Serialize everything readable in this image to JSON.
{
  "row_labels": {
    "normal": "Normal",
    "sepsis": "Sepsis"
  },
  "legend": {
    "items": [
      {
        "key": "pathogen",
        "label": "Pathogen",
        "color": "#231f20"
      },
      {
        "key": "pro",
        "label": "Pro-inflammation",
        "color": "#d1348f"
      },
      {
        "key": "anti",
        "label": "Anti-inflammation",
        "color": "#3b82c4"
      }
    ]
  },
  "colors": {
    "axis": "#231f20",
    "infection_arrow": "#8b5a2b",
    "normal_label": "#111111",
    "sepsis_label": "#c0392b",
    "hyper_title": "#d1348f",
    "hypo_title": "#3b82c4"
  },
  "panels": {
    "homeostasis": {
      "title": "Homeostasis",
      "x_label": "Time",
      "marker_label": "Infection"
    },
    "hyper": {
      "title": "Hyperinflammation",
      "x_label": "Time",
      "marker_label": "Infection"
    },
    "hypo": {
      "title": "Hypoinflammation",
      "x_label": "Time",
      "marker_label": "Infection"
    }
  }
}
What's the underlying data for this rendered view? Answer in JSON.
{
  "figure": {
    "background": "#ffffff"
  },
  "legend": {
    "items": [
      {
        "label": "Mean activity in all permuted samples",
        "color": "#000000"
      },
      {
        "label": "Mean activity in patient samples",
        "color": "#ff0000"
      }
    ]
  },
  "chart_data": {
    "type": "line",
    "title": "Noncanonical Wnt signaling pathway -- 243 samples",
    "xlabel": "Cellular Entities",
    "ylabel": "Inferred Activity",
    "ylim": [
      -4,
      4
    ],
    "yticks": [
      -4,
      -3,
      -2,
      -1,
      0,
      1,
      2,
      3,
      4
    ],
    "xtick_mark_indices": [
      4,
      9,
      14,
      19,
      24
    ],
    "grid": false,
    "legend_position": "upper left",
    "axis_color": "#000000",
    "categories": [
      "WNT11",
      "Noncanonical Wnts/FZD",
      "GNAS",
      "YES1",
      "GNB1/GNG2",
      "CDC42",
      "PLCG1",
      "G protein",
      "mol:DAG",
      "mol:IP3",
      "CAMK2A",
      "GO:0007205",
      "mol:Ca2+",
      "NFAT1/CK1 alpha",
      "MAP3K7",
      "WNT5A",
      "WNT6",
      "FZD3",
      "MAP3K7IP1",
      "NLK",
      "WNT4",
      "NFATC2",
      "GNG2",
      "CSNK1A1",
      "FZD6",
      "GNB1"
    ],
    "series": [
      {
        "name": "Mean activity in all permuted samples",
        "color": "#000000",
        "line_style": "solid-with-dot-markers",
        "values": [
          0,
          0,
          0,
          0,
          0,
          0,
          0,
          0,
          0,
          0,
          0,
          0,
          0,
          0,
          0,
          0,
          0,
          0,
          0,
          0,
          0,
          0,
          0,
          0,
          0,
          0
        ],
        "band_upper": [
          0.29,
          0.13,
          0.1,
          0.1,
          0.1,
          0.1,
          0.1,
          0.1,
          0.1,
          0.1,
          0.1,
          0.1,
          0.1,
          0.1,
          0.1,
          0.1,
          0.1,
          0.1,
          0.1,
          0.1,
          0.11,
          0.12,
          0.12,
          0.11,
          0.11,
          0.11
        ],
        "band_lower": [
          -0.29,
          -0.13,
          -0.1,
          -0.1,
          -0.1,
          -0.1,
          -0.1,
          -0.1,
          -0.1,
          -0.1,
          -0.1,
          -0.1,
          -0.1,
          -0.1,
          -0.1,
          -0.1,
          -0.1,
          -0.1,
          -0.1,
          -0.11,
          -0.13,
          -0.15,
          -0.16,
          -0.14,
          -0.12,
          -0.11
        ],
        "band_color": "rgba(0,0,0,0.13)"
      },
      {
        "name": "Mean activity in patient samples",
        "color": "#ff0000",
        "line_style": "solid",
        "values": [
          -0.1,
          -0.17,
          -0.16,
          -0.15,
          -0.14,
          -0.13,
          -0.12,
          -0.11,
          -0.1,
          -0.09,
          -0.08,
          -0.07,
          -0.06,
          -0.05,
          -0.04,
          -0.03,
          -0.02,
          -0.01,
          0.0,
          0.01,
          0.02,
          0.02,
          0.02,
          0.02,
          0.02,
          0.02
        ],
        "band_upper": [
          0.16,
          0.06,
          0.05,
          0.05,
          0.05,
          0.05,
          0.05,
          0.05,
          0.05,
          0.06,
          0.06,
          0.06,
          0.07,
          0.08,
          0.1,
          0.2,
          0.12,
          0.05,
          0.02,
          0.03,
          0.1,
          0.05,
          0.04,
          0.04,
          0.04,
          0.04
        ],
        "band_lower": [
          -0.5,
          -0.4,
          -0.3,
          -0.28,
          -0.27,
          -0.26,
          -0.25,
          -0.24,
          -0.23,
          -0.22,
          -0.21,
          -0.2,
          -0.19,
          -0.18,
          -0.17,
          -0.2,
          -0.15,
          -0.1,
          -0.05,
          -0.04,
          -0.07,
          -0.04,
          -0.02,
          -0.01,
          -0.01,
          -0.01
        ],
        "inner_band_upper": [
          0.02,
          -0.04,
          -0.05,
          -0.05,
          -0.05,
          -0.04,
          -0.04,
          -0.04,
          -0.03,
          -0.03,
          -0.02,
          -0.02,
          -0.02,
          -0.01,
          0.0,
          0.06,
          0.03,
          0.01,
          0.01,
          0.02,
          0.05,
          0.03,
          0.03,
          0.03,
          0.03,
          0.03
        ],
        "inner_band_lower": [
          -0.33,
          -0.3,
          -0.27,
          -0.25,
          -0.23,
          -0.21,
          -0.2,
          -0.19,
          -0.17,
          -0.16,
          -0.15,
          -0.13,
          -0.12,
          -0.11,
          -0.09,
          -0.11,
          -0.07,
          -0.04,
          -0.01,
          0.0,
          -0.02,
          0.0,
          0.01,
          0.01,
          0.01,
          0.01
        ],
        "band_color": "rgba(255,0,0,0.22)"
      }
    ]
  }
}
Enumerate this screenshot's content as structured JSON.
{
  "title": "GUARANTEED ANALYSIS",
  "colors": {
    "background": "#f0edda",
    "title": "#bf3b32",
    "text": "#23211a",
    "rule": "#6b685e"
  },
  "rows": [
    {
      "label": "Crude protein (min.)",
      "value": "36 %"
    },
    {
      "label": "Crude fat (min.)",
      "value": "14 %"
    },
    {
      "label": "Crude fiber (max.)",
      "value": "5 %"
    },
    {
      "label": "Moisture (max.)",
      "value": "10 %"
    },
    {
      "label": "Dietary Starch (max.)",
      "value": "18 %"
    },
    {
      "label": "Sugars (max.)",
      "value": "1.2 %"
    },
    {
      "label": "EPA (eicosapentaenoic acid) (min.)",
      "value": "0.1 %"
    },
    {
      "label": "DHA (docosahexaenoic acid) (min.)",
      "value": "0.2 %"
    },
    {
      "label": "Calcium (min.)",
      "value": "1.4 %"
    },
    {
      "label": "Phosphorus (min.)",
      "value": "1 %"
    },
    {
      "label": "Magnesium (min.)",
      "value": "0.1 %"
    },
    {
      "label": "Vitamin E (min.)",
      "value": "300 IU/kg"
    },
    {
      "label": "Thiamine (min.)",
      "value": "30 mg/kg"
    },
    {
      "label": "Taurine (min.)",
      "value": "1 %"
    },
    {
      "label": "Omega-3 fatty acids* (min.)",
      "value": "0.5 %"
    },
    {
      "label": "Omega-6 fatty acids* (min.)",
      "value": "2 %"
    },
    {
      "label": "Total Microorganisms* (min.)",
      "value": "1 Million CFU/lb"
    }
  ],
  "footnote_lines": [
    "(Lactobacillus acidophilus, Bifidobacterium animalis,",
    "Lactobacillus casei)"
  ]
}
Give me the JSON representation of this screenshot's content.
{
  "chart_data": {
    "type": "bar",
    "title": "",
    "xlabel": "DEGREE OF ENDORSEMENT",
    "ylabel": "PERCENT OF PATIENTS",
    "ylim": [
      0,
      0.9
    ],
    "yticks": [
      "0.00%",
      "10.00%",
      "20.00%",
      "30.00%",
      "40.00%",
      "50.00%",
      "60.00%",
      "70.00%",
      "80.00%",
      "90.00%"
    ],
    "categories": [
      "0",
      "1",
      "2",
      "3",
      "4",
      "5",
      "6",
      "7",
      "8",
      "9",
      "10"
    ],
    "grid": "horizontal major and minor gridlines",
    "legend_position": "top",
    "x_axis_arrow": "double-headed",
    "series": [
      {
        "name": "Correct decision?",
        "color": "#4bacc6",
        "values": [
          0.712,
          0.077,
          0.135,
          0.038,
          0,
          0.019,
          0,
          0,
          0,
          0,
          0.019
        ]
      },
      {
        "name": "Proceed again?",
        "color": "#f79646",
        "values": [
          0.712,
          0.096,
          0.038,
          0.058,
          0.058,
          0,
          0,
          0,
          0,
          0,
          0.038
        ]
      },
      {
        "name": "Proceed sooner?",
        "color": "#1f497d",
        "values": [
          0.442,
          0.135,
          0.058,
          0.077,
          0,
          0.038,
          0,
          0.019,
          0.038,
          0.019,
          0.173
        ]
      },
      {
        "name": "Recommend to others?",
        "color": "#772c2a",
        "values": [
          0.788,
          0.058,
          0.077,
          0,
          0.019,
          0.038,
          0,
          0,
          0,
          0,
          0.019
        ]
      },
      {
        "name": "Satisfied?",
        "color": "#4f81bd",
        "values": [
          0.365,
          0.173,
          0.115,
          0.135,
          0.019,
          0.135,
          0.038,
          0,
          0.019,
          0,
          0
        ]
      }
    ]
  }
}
********************
Exercise aim:
Only lines with the word "grid" belong in the answer; copy each of them from the material above.

Your response:
    "grid": false,
    "grid": "horizontal major and minor gridlines",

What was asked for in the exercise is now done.